> _What to do_
Transcribe all the entries word for word, skipping the pictures.

> _Stored records_
#####
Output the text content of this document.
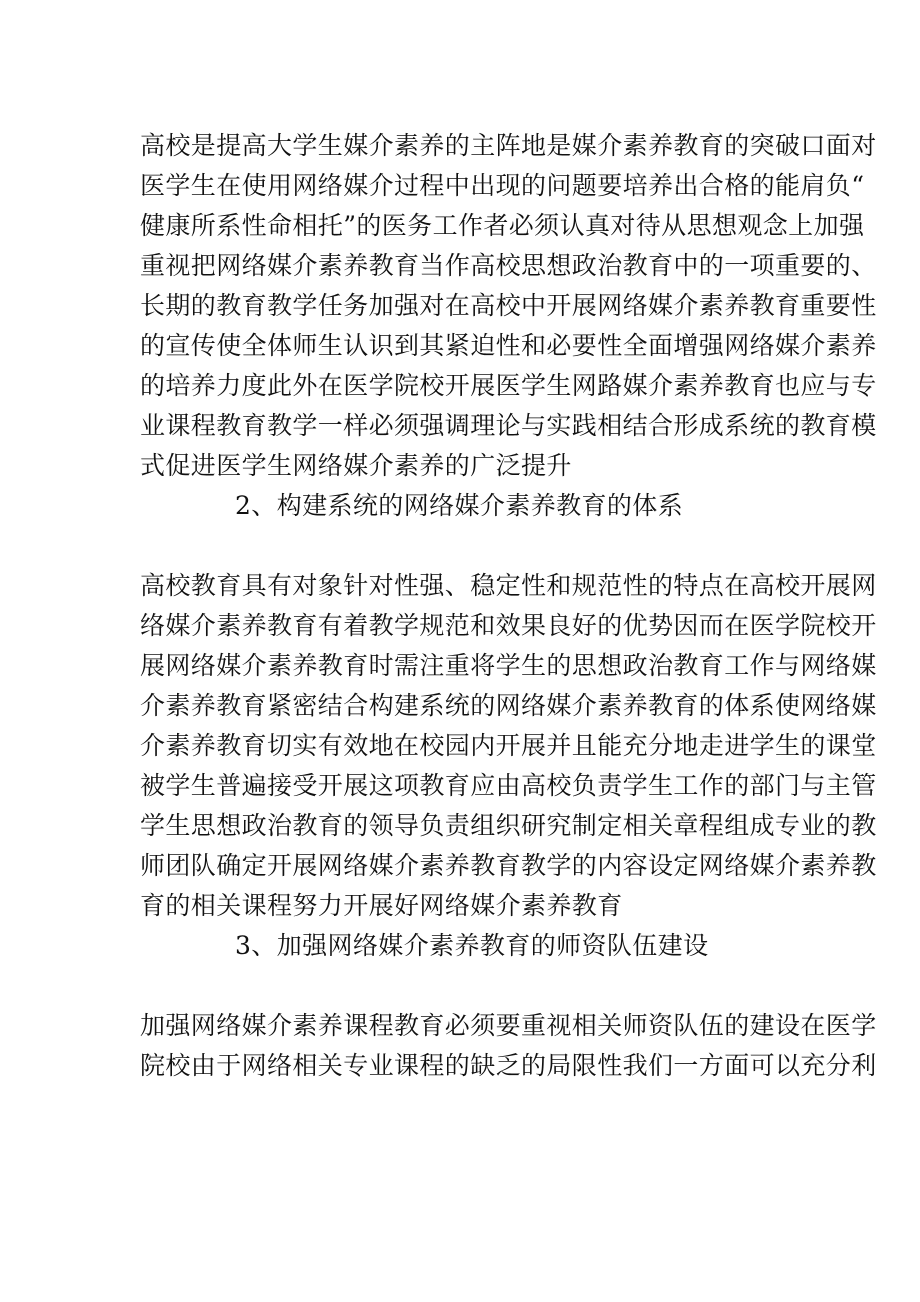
高校是提高大学生媒介素养的主阵地是媒介素养教育的突破口面对
医学生在使用网络媒介过程中出现的问题要培养出合格的能肩负“
健康所系性命相托”的医务工作者必须认真对待从思想观念上加强
重视把网络媒介素养教育当作高校思想政治教育中的一项重要的、
长期的教育教学任务加强对在高校中开展网络媒介素养教育重要性
的宣传使全体师生认识到其紧迫性和必要性全面增强网络媒介素养
的培养力度此外在医学院校开展医学生网路媒介素养教育也应与专
业课程教育教学一样必须强调理论与实践相结合形成系统的教育模
式促进医学生网络媒介素养的广泛提升
2、构建系统的网络媒介素养教育的体系
高校教育具有对象针对性强、稳定性和规范性的特点在高校开展网
络媒介素养教育有着教学规范和效果良好的优势因而在医学院校开
展网络媒介素养教育时需注重将学生的思想政治教育工作与网络媒
介素养教育紧密结合构建系统的网络媒介素养教育的体系使网络媒
介素养教育切实有效地在校园内开展并且能充分地走进学生的课堂
被学生普遍接受开展这项教育应由高校负责学生工作的部门与主管
学生思想政治教育的领导负责组织研究制定相关章程组成专业的教
师团队确定开展网络媒介素养教育教学的内容设定网络媒介素养教
育的相关课程努力开展好网络媒介素养教育
3、加强网络媒介素养教育的师资队伍建设
加强网络媒介素养课程教育必须要重视相关师资队伍的建设在医学
院校由于网络相关专业课程的缺乏的局限性我们一方面可以充分利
#####
> _Finished answer_
Output the text content of this document.
高校是提高大学生媒介素养的主阵地是媒介素养教育的突破口面对
医学生在使用网络媒介过程中出现的问题要培养出合格的能肩负“
健康所系性命相托”的医务工作者必须认真对待从思想观念上加强
重视把网络媒介素养教育当作高校思想政治教育中的一项重要的、
长期的教育教学任务加强对在高校中开展网络媒介素养教育重要性
的宣传使全体师生认识到其紧迫性和必要性全面增强网络媒介素养
的培养力度此外在医学院校开展医学生网路媒介素养教育也应与专
业课程教育教学一样必须强调理论与实践相结合形成系统的教育模
式促进医学生网络媒介素养的广泛提升
2、构建系统的网络媒介素养教育的体系
高校教育具有对象针对性强、稳定性和规范性的特点在高校开展网
络媒介素养教育有着教学规范和效果良好的优势因而在医学院校开
展网络媒介素养教育时需注重将学生的思想政治教育工作与网络媒
介素养教育紧密结合构建系统的网络媒介素养教育的体系使网络媒
介素养教育切实有效地在校园内开展并且能充分地走进学生的课堂
被学生普遍接受开展这项教育应由高校负责学生工作的部门与主管
学生思想政治教育的领导负责组织研究制定相关章程组成专业的教
师团队确定开展网络媒介素养教育教学的内容设定网络媒介素养教
育的相关课程努力开展好网络媒介素养教育
3、加强网络媒介素养教育的师资队伍建设
加强网络媒介素养课程教育必须要重视相关师资队伍的建设在医学
院校由于网络相关专业课程的缺乏的局限性我们一方面可以充分利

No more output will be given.